→ **Problem requirements**:
Reproduce the listing that follows with no differences at all.

→ **Records for this exercise**:
++++++++
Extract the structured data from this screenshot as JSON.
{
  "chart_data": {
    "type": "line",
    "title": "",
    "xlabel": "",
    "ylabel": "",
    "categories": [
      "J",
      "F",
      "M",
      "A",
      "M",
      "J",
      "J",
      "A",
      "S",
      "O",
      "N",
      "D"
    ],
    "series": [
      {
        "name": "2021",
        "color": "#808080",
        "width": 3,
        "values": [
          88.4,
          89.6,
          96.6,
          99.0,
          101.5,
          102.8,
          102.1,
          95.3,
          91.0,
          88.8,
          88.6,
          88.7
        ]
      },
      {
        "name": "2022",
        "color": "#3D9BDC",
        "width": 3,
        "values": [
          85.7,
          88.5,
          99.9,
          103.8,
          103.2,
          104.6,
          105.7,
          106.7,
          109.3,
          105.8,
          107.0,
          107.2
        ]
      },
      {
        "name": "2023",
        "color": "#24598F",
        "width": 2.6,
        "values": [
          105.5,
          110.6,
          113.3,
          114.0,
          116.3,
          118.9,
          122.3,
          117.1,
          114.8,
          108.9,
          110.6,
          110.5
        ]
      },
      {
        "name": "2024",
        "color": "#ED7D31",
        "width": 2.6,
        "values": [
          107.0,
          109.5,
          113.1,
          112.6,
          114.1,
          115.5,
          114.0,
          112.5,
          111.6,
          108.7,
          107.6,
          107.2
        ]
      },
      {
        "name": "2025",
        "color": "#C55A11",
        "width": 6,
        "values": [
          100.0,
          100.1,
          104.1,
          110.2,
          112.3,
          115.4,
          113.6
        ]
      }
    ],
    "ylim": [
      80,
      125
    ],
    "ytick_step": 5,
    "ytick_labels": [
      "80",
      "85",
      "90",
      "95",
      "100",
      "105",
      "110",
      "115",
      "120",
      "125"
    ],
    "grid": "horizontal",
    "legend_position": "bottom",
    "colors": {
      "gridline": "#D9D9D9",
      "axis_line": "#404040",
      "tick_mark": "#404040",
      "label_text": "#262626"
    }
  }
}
++++++++
→ **Solution for this exercise**:
Extract the structured data from this screenshot as JSON.
{
  "chart_data": {
    "type": "line",
    "title": "",
    "xlabel": "",
    "ylabel": "",
    "categories": [
      "J",
      "F",
      "M",
      "A",
      "M",
      "J",
      "J",
      "A",
      "S",
      "O",
      "N",
      "D"
    ],
    "series": [
      {
        "name": "2021",
        "color": "#808080",
        "width": 3,
        "values": [
          88.4,
          89.6,
          96.6,
          99.0,
          101.5,
          102.8,
          102.1,
          95.3,
          91.0,
          88.8,
          88.6,
          88.7
        ]
      },
      {
        "name": "2022",
        "color": "#3D9BDC",
        "width": 3,
        "values": [
          85.7,
          88.5,
          99.9,
          103.8,
          103.2,
          104.6,
          105.7,
          106.7,
          109.3,
          105.8,
          107.0,
          107.2
        ]
      },
      {
        "name": "2023",
        "color": "#24598F",
        "width": 2.6,
        "values": [
          105.5,
          110.6,
          113.3,
          114.0,
          116.3,
          118.9,
          122.3,
          117.1,
          114.8,
          108.9,
          110.6,
          110.5
        ]
      },
      {
        "name": "2024",
        "color": "#ED7D31",
        "width": 2.6,
        "values": [
          107.0,
          109.5,
          113.1,
          112.6,
          114.1,
          115.5,
          114.0,
          112.5,
          111.6,
          108.7,
          107.6,
          107.2
        ]
      },
      {
        "name": "2025",
        "color": "#C55A11",
        "width": 6,
        "values": [
          100.0,
          100.1,
          104.1,
          110.2,
          112.3,
          115.4,
          113.6
        ]
      }
    ],
    "ylim": [
      80,
      125
    ],
    "ytick_step": 5,
    "ytick_labels": [
      "80",
      "85",
      "90",
      "95",
      "100",
      "105",
      "110",
      "115",
      "120",
      "125"
    ],
    "grid": "horizontal",
    "legend_position": "bottom",
    "colors": {
      "gridline": "#D9D9D9",
      "axis_line": "#404040",
      "tick_mark": "#404040",
      "label_text": "#262626"
    }
  }
}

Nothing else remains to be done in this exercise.